* [WRITTEN INSTRUCTION]: Skip the pictures. Transcribe the rest of the data below without changing a word.

* [MATERIAL PROVIDED]:
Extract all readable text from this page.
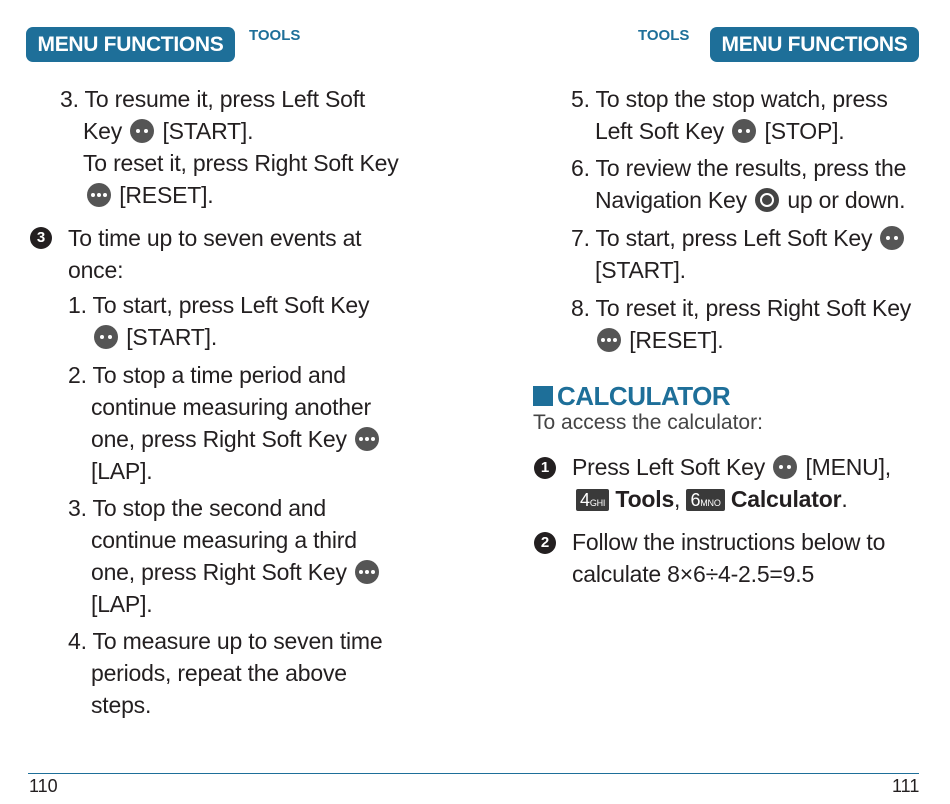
MENU FUNCTIONS	TOOLS	TOOLS	MENU FUNCTIONS
3. To resume it, press Left Soft
Key [START].
To reset it, press Right Soft Key
[RESET].
3 To time up to seven events at
once:
1. To start, press Left Soft Key
[START].
2. To stop a time period and
continue measuring another
one, press Right Soft Key
[LAP].
3. To stop the second and
continue measuring a third
one, press Right Soft Key
[LAP].
4. To measure up to seven time
periods, repeat the above
steps.
5. To stop the stop watch, press
Left Soft Key [STOP].
6. To review the results, press the
Navigation Key up or down.
7. To start, press Left Soft Key
[START].
8. To reset it, press Right Soft Key
[RESET].
CALCULATOR
To access the calculator:
1 Press Left Soft Key [MENU],
4GHI Tools, 6MNO Calculator.
2 Follow the instructions below to
calculate 8×6÷4-2.5=9.5
110	111
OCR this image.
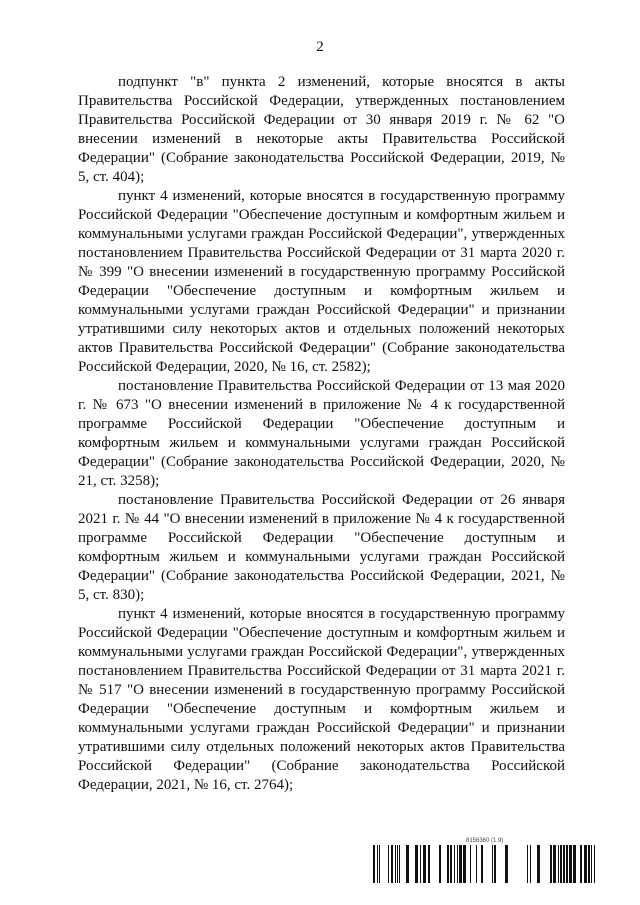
2

подпункт "в" пункта 2 изменений, которые вносятся в акты Правительства Российской Федерации, утвержденных постановлением Правительства Российской Федерации от 30 января 2019 г. № 62 "О внесении изменений в некоторые акты Правительства Российской Федерации" (Собрание законодательства Российской Федерации, 2019, № 5, ст. 404);

пункт 4 изменений, которые вносятся в государственную программу Российской Федерации "Обеспечение доступным и комфортным жильем и коммунальными услугами граждан Российской Федерации", утвержденных постановлением Правительства Российской Федерации от 31 марта 2020 г. № 399 "О внесении изменений в государственную программу Российской Федерации "Обеспечение доступным и комфортным жильем и коммунальными услугами граждан Российской Федерации" и признании утратившими силу некоторых актов и отдельных положений некоторых актов Правительства Российской Федерации" (Собрание законодательства Российской Федерации, 2020, № 16, ст. 2582);

постановление Правительства Российской Федерации от 13 мая 2020 г. № 673 "О внесении изменений в приложение № 4 к государственной программе Российской Федерации "Обеспечение доступным и комфортным жильем и коммунальными услугами граждан Российской Федерации" (Собрание законодательства Российской Федерации, 2020, № 21, ст. 3258);

постановление Правительства Российской Федерации от 26 января 2021 г. № 44 "О внесении изменений в приложение № 4 к государственной программе Российской Федерации "Обеспечение доступным и комфортным жильем и коммунальными услугами граждан Российской Федерации" (Собрание законодательства Российской Федерации, 2021, № 5, ст. 830);

пункт 4 изменений, которые вносятся в государственную программу Российской Федерации "Обеспечение доступным и комфортным жильем и коммунальными услугами граждан Российской Федерации", утвержденных постановлением Правительства Российской Федерации от 31 марта 2021 г. № 517 "О внесении изменений в государственную программу Российской Федерации "Обеспечение доступным и комфортным жильем и коммунальными услугами граждан Российской Федерации" и признании утратившими силу отдельных положений некоторых актов Правительства Российской Федерации" (Собрание законодательства Российской Федерации, 2021, № 16, ст. 2764);

8156360 (1.9)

* [WORKED ANSWER]:
Extract all readable text from this page.
MENU FUNCTIONS	TOOLS	TOOLS	MENU FUNCTIONS
3. To resume it, press Left Soft
Key [START].
To reset it, press Right Soft Key
[RESET].
3 To time up to seven events at
once:
1. To start, press Left Soft Key
[START].
2. To stop a time period and
continue measuring another
one, press Right Soft Key
[LAP].
3. To stop the second and
continue measuring a third
one, press Right Soft Key
[LAP].
4. To measure up to seven time
periods, repeat the above
steps.
5. To stop the stop watch, press
Left Soft Key [STOP].
6. To review the results, press the
Navigation Key up or down.
7. To start, press Left Soft Key
[START].
8. To reset it, press Right Soft Key
[RESET].
CALCULATOR
To access the calculator:
1 Press Left Soft Key [MENU],
4GHI Tools, 6MNO Calculator.
2 Follow the instructions below to
calculate 8×6÷4-2.5=9.5
110	111
OCR this image.
2

подпункт "в" пункта 2 изменений, которые вносятся в акты Правительства Российской Федерации, утвержденных постановлением Правительства Российской Федерации от 30 января 2019 г. № 62 "О внесении изменений в некоторые акты Правительства Российской Федерации" (Собрание законодательства Российской Федерации, 2019, № 5, ст. 404);

пункт 4 изменений, которые вносятся в государственную программу Российской Федерации "Обеспечение доступным и комфортным жильем и коммунальными услугами граждан Российской Федерации", утвержденных постановлением Правительства Российской Федерации от 31 марта 2020 г. № 399 "О внесении изменений в государственную программу Российской Федерации "Обеспечение доступным и комфортным жильем и коммунальными услугами граждан Российской Федерации" и признании утратившими силу некоторых актов и отдельных положений некоторых актов Правительства Российской Федерации" (Собрание законодательства Российской Федерации, 2020, № 16, ст. 2582);

постановление Правительства Российской Федерации от 13 мая 2020 г. № 673 "О внесении изменений в приложение № 4 к государственной программе Российской Федерации "Обеспечение доступным и комфортным жильем и коммунальными услугами граждан Российской Федерации" (Собрание законодательства Российской Федерации, 2020, № 21, ст. 3258);

постановление Правительства Российской Федерации от 26 января 2021 г. № 44 "О внесении изменений в приложение № 4 к государственной программе Российской Федерации "Обеспечение доступным и комфортным жильем и коммунальными услугами граждан Российской Федерации" (Собрание законодательства Российской Федерации, 2021, № 5, ст. 830);

пункт 4 изменений, которые вносятся в государственную программу Российской Федерации "Обеспечение доступным и комфортным жильем и коммунальными услугами граждан Российской Федерации", утвержденных постановлением Правительства Российской Федерации от 31 марта 2021 г. № 517 "О внесении изменений в государственную программу Российской Федерации "Обеспечение доступным и комфортным жильем и коммунальными услугами граждан Российской Федерации" и признании утратившими силу отдельных положений некоторых актов Правительства Российской Федерации" (Собрание законодательства Российской Федерации, 2021, № 16, ст. 2764);

8156360 (1.9)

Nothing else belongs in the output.